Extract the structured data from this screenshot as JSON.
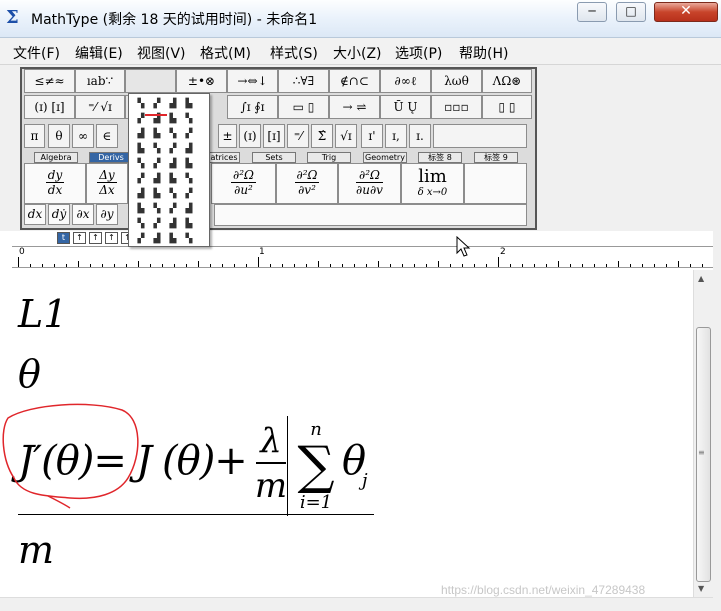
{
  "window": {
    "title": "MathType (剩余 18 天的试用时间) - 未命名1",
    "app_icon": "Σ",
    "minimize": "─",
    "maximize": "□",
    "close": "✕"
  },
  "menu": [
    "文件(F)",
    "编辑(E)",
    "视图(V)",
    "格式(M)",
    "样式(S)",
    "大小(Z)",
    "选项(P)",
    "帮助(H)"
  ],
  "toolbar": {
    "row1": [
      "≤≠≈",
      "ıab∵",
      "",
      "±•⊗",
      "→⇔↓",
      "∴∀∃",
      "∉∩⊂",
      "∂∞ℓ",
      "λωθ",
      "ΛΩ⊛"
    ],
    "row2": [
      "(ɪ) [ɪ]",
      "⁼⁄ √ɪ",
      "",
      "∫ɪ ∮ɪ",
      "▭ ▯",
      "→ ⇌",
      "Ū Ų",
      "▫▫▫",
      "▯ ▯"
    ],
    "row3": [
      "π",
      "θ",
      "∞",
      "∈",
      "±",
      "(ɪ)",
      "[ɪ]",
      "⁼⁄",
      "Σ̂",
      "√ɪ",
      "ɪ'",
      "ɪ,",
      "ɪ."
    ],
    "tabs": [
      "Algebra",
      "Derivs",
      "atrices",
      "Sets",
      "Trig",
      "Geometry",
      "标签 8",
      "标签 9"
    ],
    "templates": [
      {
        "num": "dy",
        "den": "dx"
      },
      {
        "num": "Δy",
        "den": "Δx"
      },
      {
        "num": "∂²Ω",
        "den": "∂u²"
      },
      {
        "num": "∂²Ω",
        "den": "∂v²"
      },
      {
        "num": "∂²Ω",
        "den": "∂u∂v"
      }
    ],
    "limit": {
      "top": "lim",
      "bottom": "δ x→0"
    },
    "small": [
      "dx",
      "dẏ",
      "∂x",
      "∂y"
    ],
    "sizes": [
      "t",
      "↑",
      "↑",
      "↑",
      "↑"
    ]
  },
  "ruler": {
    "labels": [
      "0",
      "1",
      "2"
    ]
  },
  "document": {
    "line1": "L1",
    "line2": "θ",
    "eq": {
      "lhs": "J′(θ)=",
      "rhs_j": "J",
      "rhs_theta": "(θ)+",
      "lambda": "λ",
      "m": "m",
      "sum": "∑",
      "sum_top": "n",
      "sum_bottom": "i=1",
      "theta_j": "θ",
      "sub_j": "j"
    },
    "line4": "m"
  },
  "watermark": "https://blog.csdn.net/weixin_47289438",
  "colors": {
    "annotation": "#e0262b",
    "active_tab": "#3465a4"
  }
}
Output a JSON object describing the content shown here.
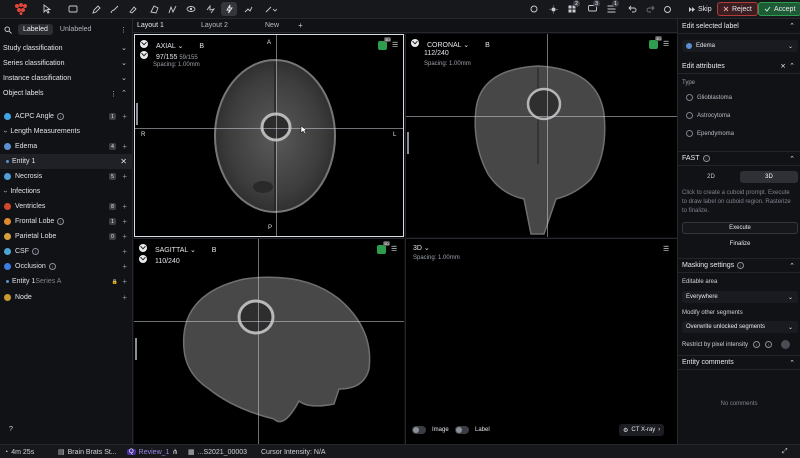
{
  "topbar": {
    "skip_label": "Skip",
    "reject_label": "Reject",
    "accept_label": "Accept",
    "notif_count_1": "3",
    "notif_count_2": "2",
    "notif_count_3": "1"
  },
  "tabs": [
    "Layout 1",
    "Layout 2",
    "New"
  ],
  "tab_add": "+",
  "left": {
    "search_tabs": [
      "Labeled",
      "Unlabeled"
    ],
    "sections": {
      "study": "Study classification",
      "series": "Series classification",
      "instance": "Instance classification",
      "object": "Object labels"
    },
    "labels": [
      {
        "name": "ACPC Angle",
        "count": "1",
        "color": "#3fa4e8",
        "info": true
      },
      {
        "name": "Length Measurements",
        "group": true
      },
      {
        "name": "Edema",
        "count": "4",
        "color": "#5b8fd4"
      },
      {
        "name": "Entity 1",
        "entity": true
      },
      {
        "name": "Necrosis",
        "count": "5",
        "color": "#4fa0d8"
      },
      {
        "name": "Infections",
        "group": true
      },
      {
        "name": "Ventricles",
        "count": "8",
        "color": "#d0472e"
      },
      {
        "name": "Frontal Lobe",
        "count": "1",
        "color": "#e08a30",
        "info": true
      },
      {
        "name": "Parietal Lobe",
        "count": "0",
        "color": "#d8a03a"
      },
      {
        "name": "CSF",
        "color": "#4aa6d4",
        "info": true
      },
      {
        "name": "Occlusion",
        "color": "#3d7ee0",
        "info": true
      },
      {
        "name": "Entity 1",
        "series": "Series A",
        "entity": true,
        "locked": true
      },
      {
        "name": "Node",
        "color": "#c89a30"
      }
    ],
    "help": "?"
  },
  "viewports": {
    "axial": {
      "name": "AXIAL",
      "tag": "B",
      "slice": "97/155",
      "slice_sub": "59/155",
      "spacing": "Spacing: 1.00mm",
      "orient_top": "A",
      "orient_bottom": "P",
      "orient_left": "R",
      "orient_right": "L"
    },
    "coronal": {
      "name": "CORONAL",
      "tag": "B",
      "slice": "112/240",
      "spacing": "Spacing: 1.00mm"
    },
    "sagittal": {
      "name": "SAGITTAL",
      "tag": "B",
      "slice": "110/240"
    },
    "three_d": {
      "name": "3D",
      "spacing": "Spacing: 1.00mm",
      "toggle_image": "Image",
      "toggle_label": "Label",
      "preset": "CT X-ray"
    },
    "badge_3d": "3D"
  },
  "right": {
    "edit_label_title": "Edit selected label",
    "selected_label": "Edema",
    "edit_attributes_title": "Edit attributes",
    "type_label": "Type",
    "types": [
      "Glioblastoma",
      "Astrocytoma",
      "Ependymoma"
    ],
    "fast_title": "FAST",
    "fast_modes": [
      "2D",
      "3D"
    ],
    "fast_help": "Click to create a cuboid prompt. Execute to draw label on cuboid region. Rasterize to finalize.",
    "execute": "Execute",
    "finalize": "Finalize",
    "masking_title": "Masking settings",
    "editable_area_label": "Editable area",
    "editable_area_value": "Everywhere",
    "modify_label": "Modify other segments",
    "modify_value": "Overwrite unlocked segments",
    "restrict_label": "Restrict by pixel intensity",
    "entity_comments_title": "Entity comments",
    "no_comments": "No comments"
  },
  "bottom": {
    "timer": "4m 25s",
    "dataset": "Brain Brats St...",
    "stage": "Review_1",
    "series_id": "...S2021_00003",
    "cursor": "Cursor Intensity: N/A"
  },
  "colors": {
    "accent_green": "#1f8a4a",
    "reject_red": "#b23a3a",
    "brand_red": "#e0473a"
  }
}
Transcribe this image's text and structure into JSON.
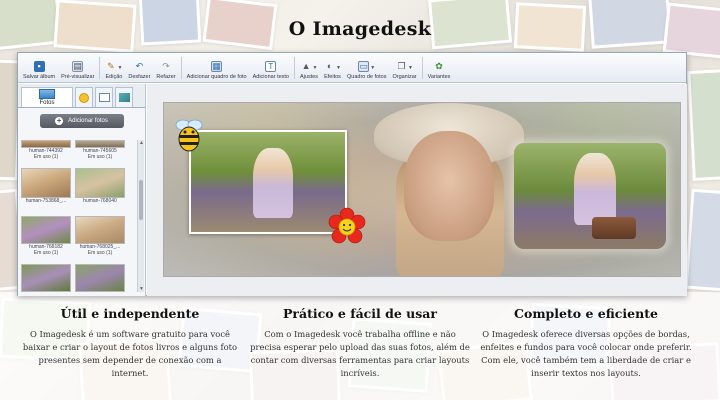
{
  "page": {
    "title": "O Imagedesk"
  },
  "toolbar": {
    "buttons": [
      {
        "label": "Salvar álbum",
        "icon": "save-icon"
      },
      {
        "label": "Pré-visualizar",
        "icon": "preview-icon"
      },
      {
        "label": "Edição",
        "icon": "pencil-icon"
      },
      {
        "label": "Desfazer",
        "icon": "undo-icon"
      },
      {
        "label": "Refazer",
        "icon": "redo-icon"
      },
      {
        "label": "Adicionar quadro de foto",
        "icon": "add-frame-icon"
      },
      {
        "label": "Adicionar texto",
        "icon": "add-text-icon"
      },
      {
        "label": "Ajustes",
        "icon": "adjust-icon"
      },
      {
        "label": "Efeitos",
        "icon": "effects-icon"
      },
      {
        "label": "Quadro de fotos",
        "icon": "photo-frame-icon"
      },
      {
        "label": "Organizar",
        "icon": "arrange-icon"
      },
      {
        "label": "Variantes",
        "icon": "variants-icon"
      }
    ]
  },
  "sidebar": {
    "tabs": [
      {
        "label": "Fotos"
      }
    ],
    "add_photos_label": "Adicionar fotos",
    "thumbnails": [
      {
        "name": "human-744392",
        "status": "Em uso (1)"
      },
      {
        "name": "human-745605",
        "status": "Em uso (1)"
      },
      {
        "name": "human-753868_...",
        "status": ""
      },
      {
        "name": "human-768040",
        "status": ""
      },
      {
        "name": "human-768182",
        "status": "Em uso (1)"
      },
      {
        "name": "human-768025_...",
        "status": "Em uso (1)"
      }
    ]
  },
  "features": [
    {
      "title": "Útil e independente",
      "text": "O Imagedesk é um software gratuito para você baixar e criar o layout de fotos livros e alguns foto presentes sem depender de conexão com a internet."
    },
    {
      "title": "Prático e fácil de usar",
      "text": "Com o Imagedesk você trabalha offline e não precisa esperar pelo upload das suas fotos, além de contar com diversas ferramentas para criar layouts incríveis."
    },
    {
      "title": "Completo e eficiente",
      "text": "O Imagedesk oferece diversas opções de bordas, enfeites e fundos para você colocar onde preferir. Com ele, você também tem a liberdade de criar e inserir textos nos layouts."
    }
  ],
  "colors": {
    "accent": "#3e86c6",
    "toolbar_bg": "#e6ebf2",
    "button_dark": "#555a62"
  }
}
════════════════════
» **Exercise requirements**:
What is the number of lines in the listing that contain the string "finalize"? Reply with that number alone.

» **Solved exercise**:
2